*ENTRIES SUPPLIED*
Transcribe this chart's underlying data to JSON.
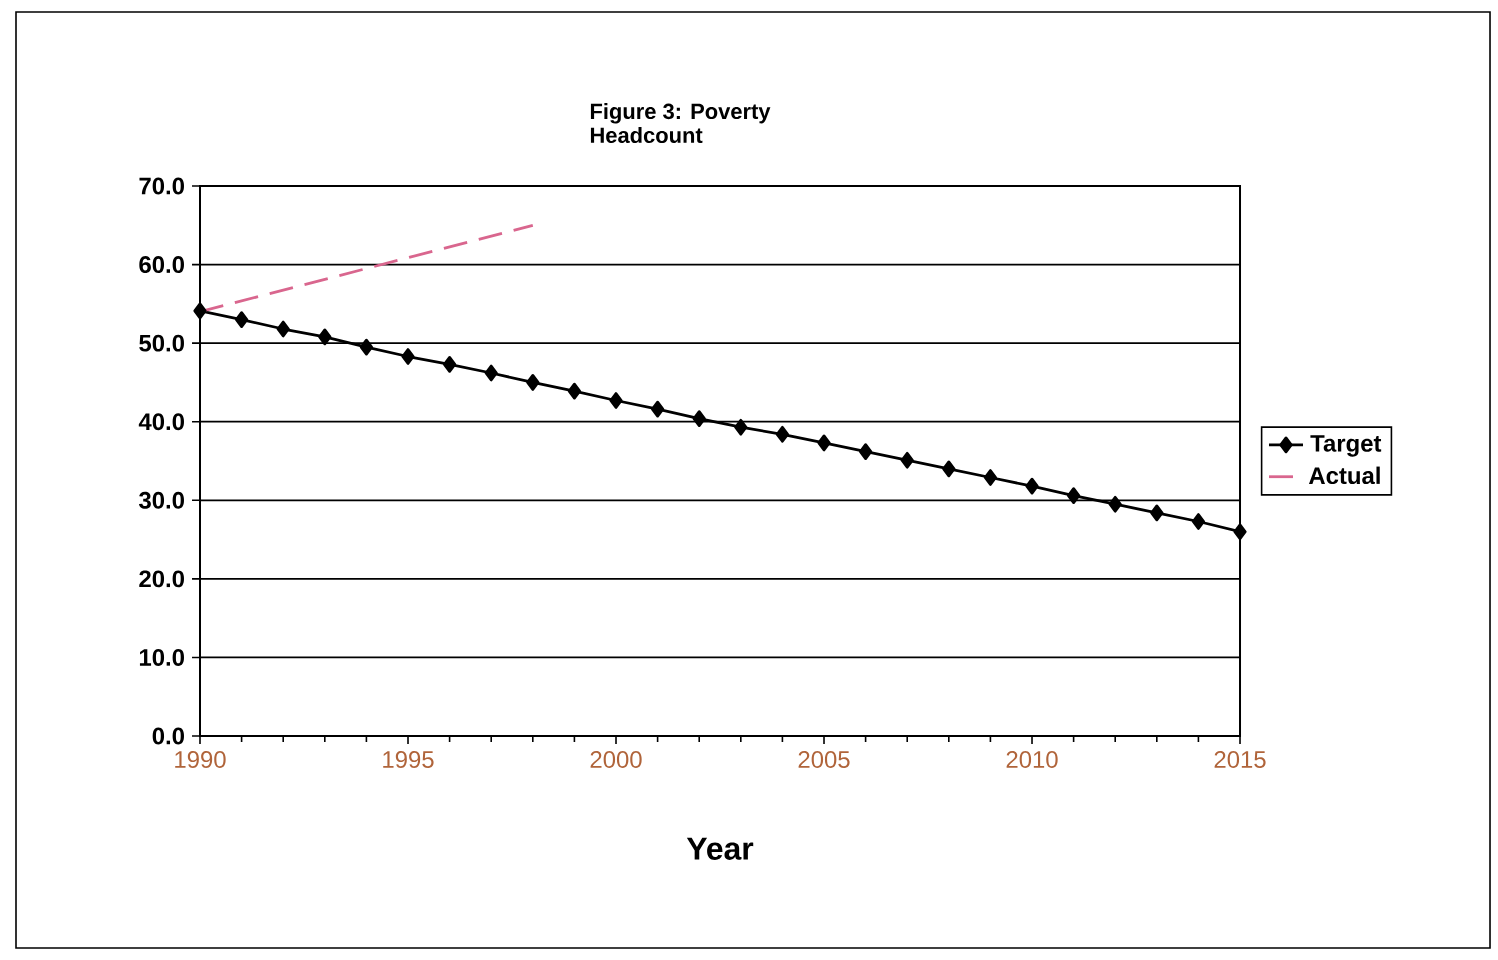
{
  "chart_data": {
    "type": "line",
    "title": "Figure 3: Poverty\nHeadcount",
    "xlabel": "Year",
    "x": [
      1990,
      1991,
      1992,
      1993,
      1994,
      1995,
      1996,
      1997,
      1998,
      1999,
      2000,
      2001,
      2002,
      2003,
      2004,
      2005,
      2006,
      2007,
      2008,
      2009,
      2010,
      2011,
      2012,
      2013,
      2014,
      2015
    ],
    "series": [
      {
        "name": "Target",
        "color": "#000000",
        "marker": "diamond",
        "line_style": "solid",
        "values": [
          54.1,
          53.0,
          51.8,
          50.8,
          49.5,
          48.3,
          47.3,
          46.2,
          45.0,
          43.9,
          42.7,
          41.6,
          40.4,
          39.3,
          38.4,
          37.3,
          36.2,
          35.1,
          34.0,
          32.9,
          31.8,
          30.6,
          29.5,
          28.4,
          27.3,
          26.0
        ]
      },
      {
        "name": "Actual",
        "color": "#d9668e",
        "marker": "none",
        "line_style": "dashed",
        "x": [
          1990,
          1998
        ],
        "values": [
          54.0,
          65.0
        ]
      }
    ],
    "xlim": [
      1990,
      2015
    ],
    "xticks": [
      1990,
      1995,
      2000,
      2005,
      2010,
      2015
    ],
    "ylim": [
      0,
      70
    ],
    "yticks": [
      {
        "value": 0,
        "label": "0.0"
      },
      {
        "value": 10,
        "label": "10.0"
      },
      {
        "value": 20,
        "label": "20.0"
      },
      {
        "value": 30,
        "label": "30.0"
      },
      {
        "value": 40,
        "label": "40.0"
      },
      {
        "value": 50,
        "label": "50.0"
      },
      {
        "value": 60,
        "label": "60.0"
      },
      {
        "value": 70,
        "label": "70.0"
      }
    ],
    "grid": "y",
    "legend": "right"
  }
}
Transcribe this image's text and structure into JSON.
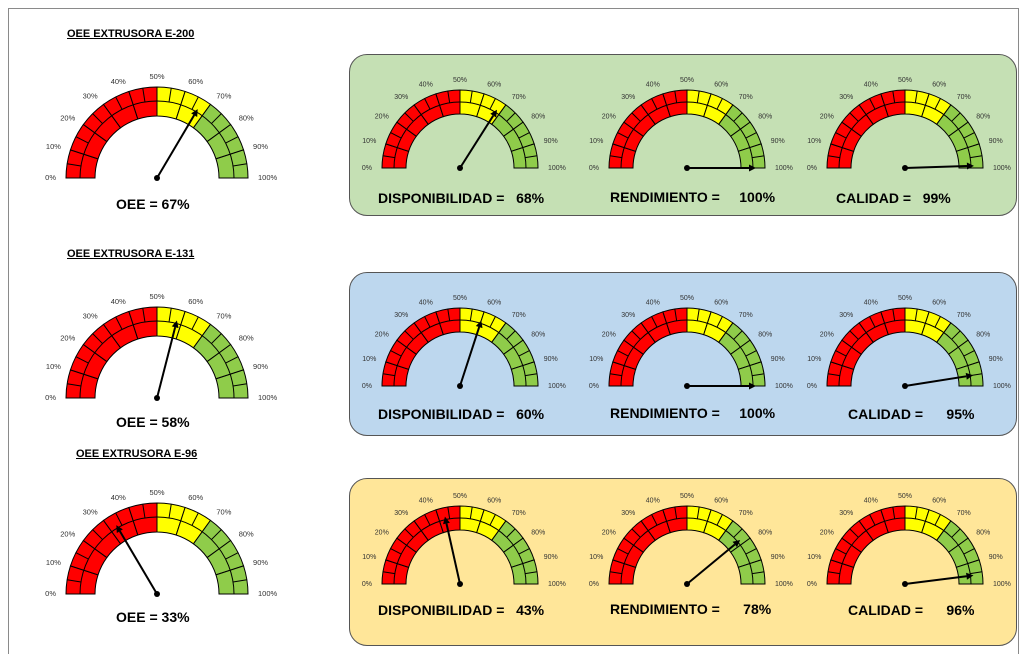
{
  "colors": {
    "red": "#ff0000",
    "yellow": "#ffff00",
    "green": "#8fcc4a",
    "panel_green": "#c5e0b4",
    "panel_blue": "#bdd7ee",
    "panel_yellow": "#ffe699"
  },
  "ticks": [
    "0%",
    "10%",
    "20%",
    "30%",
    "40%",
    "50%",
    "60%",
    "70%",
    "80%",
    "90%",
    "100%"
  ],
  "chart_data": [
    {
      "type": "gauge",
      "title": "OEE EXTRUSORA E-200",
      "range": [
        0,
        100
      ],
      "bands": [
        {
          "from": 0,
          "to": 50,
          "color": "red"
        },
        {
          "from": 50,
          "to": 70,
          "color": "yellow"
        },
        {
          "from": 70,
          "to": 100,
          "color": "green"
        }
      ],
      "gauges": [
        {
          "label": "OEE =",
          "value": 67,
          "value_text": "67%"
        },
        {
          "label": "DISPONIBILIDAD =",
          "value": 68,
          "value_text": "68%"
        },
        {
          "label": "RENDIMIENTO =",
          "value": 100,
          "value_text": "100%"
        },
        {
          "label": "CALIDAD =",
          "value": 99,
          "value_text": "99%"
        }
      ]
    },
    {
      "type": "gauge",
      "title": "OEE EXTRUSORA E-131",
      "range": [
        0,
        100
      ],
      "bands": [
        {
          "from": 0,
          "to": 50,
          "color": "red"
        },
        {
          "from": 50,
          "to": 70,
          "color": "yellow"
        },
        {
          "from": 70,
          "to": 100,
          "color": "green"
        }
      ],
      "gauges": [
        {
          "label": "OEE =",
          "value": 58,
          "value_text": "58%"
        },
        {
          "label": "DISPONIBILIDAD =",
          "value": 60,
          "value_text": "60%"
        },
        {
          "label": "RENDIMIENTO =",
          "value": 100,
          "value_text": "100%"
        },
        {
          "label": "CALIDAD =",
          "value": 95,
          "value_text": "95%"
        }
      ]
    },
    {
      "type": "gauge",
      "title": "OEE EXTRUSORA E-96",
      "range": [
        0,
        100
      ],
      "bands": [
        {
          "from": 0,
          "to": 50,
          "color": "red"
        },
        {
          "from": 50,
          "to": 70,
          "color": "yellow"
        },
        {
          "from": 70,
          "to": 100,
          "color": "green"
        }
      ],
      "gauges": [
        {
          "label": "OEE =",
          "value": 33,
          "value_text": "33%"
        },
        {
          "label": "DISPONIBILIDAD =",
          "value": 43,
          "value_text": "43%"
        },
        {
          "label": "RENDIMIENTO =",
          "value": 78,
          "value_text": "78%"
        },
        {
          "label": "CALIDAD =",
          "value": 96,
          "value_text": "96%"
        }
      ]
    }
  ]
}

*AIM OF THE EXERCISE*
Search the preceding listing for "title" and extract every line where it is found.

*FULL ANSWER*
    "title": "Figure 3: Poverty\nHeadcount",
      "title": "OEE EXTRUSORA E-200",
      "title": "OEE EXTRUSORA E-131",
      "title": "OEE EXTRUSORA E-96",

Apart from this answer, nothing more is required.